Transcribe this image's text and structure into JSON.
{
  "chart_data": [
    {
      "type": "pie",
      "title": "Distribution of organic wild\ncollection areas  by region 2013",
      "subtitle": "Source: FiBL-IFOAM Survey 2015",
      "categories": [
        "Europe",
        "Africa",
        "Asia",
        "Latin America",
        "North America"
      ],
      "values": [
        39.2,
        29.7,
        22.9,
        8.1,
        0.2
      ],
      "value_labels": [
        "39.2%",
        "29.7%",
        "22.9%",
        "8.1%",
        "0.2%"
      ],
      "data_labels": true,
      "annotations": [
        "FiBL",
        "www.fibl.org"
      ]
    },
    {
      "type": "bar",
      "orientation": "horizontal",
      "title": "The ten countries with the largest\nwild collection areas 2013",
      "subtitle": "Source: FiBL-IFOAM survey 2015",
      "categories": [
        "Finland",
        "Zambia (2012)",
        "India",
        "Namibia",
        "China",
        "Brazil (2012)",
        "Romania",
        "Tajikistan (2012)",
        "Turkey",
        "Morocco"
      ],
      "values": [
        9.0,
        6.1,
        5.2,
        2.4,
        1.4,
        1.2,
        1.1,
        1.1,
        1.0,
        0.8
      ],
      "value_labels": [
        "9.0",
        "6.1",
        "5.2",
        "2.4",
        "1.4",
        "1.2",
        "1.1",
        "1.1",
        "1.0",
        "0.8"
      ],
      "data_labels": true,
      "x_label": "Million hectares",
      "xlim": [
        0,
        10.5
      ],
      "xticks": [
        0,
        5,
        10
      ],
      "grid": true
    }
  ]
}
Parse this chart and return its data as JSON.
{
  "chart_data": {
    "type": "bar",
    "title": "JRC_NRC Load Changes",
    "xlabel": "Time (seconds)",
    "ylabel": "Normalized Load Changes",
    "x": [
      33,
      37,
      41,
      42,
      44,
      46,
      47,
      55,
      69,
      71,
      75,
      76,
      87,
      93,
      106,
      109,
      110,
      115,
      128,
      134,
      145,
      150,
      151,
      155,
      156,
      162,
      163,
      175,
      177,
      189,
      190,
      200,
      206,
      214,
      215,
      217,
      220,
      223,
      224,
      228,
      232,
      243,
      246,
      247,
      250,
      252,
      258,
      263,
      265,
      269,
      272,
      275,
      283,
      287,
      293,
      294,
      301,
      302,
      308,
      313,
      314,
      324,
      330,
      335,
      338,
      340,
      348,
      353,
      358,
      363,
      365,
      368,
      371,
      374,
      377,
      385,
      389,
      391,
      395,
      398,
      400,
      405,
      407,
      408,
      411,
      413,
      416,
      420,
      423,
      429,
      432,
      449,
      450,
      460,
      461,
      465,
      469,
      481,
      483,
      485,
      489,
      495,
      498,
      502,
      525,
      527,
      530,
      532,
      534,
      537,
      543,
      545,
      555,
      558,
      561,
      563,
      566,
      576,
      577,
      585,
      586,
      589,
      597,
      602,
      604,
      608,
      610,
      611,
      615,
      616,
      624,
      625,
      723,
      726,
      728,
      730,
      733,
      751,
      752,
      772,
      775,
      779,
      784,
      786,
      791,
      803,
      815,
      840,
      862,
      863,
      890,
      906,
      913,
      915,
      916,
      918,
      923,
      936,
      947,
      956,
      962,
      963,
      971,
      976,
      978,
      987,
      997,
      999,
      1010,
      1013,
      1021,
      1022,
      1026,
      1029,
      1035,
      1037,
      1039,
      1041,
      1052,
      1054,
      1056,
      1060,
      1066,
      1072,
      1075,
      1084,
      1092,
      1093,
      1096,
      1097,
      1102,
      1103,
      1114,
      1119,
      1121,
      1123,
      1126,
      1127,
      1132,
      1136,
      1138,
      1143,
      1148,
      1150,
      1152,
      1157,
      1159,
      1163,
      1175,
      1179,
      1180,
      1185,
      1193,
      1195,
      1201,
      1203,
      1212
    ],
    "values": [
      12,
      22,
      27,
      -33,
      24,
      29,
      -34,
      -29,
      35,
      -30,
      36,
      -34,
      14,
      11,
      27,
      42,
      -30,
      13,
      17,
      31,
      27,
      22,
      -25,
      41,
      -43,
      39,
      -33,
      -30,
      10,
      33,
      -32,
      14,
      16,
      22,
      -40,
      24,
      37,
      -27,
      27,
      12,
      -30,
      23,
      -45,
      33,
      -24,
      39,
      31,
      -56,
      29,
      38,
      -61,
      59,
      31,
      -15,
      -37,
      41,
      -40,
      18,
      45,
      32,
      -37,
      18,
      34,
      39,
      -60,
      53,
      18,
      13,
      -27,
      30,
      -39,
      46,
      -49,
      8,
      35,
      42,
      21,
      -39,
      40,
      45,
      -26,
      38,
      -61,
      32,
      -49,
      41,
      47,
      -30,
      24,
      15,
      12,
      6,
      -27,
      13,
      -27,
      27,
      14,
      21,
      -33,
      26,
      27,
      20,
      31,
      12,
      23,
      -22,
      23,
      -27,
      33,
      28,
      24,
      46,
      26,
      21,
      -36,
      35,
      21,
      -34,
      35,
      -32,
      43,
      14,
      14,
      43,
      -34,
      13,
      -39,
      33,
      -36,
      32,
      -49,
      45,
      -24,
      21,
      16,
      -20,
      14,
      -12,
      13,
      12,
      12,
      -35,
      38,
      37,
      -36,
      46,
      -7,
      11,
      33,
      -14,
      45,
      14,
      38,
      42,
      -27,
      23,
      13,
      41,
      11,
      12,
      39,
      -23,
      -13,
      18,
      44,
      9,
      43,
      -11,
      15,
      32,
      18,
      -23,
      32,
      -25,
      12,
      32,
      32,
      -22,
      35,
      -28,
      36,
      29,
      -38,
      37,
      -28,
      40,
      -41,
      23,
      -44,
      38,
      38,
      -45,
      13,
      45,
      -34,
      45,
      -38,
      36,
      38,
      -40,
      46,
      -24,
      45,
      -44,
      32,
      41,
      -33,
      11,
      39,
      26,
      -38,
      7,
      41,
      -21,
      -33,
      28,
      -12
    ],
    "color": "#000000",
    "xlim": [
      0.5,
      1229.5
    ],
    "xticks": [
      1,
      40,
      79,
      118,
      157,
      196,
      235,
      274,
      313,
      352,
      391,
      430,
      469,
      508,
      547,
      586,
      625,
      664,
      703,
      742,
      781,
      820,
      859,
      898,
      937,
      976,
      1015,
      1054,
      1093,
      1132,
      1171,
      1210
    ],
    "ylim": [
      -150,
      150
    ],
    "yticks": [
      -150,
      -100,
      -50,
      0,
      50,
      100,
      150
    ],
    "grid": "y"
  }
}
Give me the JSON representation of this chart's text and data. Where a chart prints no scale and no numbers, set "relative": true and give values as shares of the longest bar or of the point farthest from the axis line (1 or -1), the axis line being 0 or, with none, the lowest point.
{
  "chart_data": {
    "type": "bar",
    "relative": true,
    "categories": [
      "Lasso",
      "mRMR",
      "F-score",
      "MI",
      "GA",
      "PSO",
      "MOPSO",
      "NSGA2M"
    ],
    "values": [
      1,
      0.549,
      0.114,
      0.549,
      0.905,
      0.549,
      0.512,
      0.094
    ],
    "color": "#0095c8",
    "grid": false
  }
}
********************
• _WHAT YOU NEED TO DO_:
Where a line above holds the string "Load", show that line.

• _CORRECT ANSWER_:
    "title": "JRC_NRC Load Changes",
    "ylabel": "Normalized Load Changes",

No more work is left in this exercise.